** begin Entries provided **

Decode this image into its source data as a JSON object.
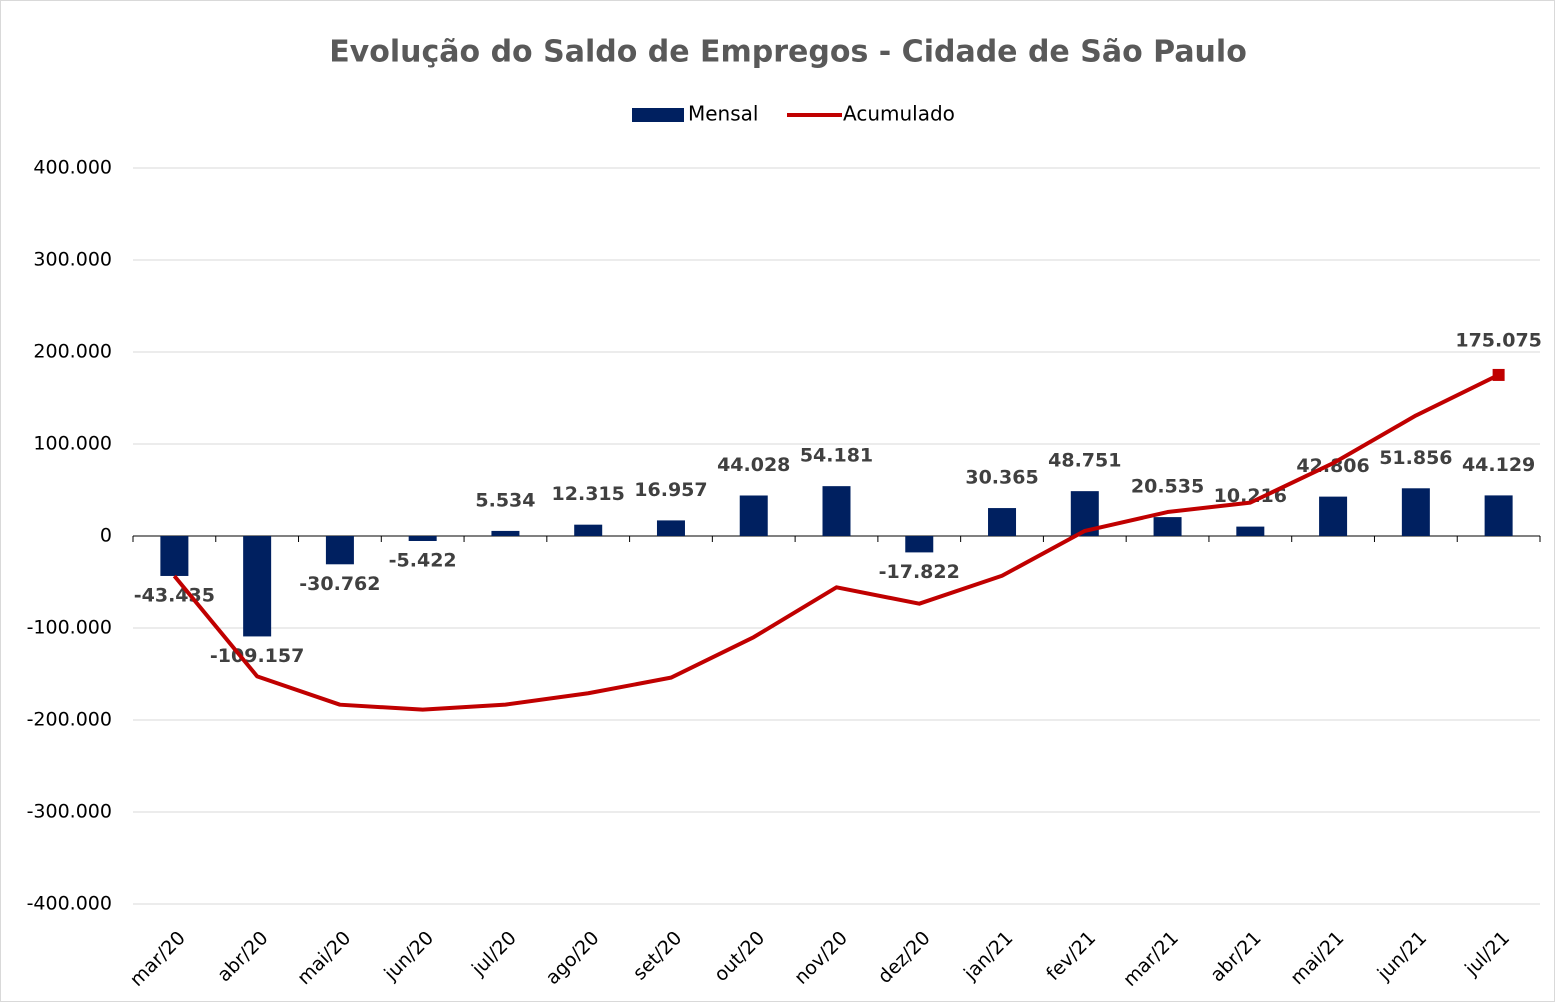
{
  "chart_data": {
    "type": "bar_line",
    "title": "Evolução do Saldo de Empregos - Cidade de São Paulo",
    "categories": [
      "mar/20",
      "abr/20",
      "mai/20",
      "jun/20",
      "jul/20",
      "ago/20",
      "set/20",
      "out/20",
      "nov/20",
      "dez/20",
      "jan/21",
      "fev/21",
      "mar/21",
      "abr/21",
      "mai/21",
      "jun/21",
      "jul/21"
    ],
    "series": [
      {
        "name": "Mensal",
        "type": "bar",
        "color": "#002060",
        "values": [
          -43435,
          -109157,
          -30762,
          -5422,
          5534,
          12315,
          16957,
          44028,
          54181,
          -17822,
          30365,
          48751,
          20535,
          10216,
          42806,
          51856,
          44129
        ],
        "value_labels": [
          "-43.435",
          "-109.157",
          "-30.762",
          "-5.422",
          "5.534",
          "12.315",
          "16.957",
          "44.028",
          "54.181",
          "-17.822",
          "30.365",
          "48.751",
          "20.535",
          "10.216",
          "42.806",
          "51.856",
          "44.129"
        ]
      },
      {
        "name": "Acumulado",
        "type": "line",
        "color": "#C00000",
        "values": [
          -43435,
          -152592,
          -183354,
          -188776,
          -183242,
          -170927,
          -153970,
          -109942,
          -55761,
          -73583,
          -43218,
          5533,
          26068,
          36284,
          79090,
          130946,
          175075
        ],
        "value_labels": [
          null,
          null,
          null,
          null,
          null,
          null,
          null,
          null,
          null,
          null,
          null,
          null,
          null,
          null,
          null,
          null,
          "175.075"
        ]
      }
    ],
    "ylim": [
      -400000,
      400000
    ],
    "yticks": [
      {
        "value": 400000,
        "label": "400.000"
      },
      {
        "value": 300000,
        "label": "300.000"
      },
      {
        "value": 200000,
        "label": "200.000"
      },
      {
        "value": 100000,
        "label": "100.000"
      },
      0,
      {
        "value": -100000,
        "label": "-100.000"
      },
      {
        "value": -200000,
        "label": "-200.000"
      },
      {
        "value": -300000,
        "label": "-300.000"
      },
      {
        "value": -400000,
        "label": "-400.000"
      }
    ],
    "grid": true,
    "legend": "top"
  }
}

** end Entries provided **

Pictures stay out; reproduce every line of the records exactly.

> _Finished task_
Decode this image into its source data as a JSON object.
{
  "chart_data": {
    "type": "bar_line",
    "title": "Evolução do Saldo de Empregos - Cidade de São Paulo",
    "categories": [
      "mar/20",
      "abr/20",
      "mai/20",
      "jun/20",
      "jul/20",
      "ago/20",
      "set/20",
      "out/20",
      "nov/20",
      "dez/20",
      "jan/21",
      "fev/21",
      "mar/21",
      "abr/21",
      "mai/21",
      "jun/21",
      "jul/21"
    ],
    "series": [
      {
        "name": "Mensal",
        "type": "bar",
        "color": "#002060",
        "values": [
          -43435,
          -109157,
          -30762,
          -5422,
          5534,
          12315,
          16957,
          44028,
          54181,
          -17822,
          30365,
          48751,
          20535,
          10216,
          42806,
          51856,
          44129
        ],
        "value_labels": [
          "-43.435",
          "-109.157",
          "-30.762",
          "-5.422",
          "5.534",
          "12.315",
          "16.957",
          "44.028",
          "54.181",
          "-17.822",
          "30.365",
          "48.751",
          "20.535",
          "10.216",
          "42.806",
          "51.856",
          "44.129"
        ]
      },
      {
        "name": "Acumulado",
        "type": "line",
        "color": "#C00000",
        "values": [
          -43435,
          -152592,
          -183354,
          -188776,
          -183242,
          -170927,
          -153970,
          -109942,
          -55761,
          -73583,
          -43218,
          5533,
          26068,
          36284,
          79090,
          130946,
          175075
        ],
        "value_labels": [
          null,
          null,
          null,
          null,
          null,
          null,
          null,
          null,
          null,
          null,
          null,
          null,
          null,
          null,
          null,
          null,
          "175.075"
        ]
      }
    ],
    "ylim": [
      -400000,
      400000
    ],
    "yticks": [
      {
        "value": 400000,
        "label": "400.000"
      },
      {
        "value": 300000,
        "label": "300.000"
      },
      {
        "value": 200000,
        "label": "200.000"
      },
      {
        "value": 100000,
        "label": "100.000"
      },
      0,
      {
        "value": -100000,
        "label": "-100.000"
      },
      {
        "value": -200000,
        "label": "-200.000"
      },
      {
        "value": -300000,
        "label": "-300.000"
      },
      {
        "value": -400000,
        "label": "-400.000"
      }
    ],
    "grid": true,
    "legend": "top"
  }
}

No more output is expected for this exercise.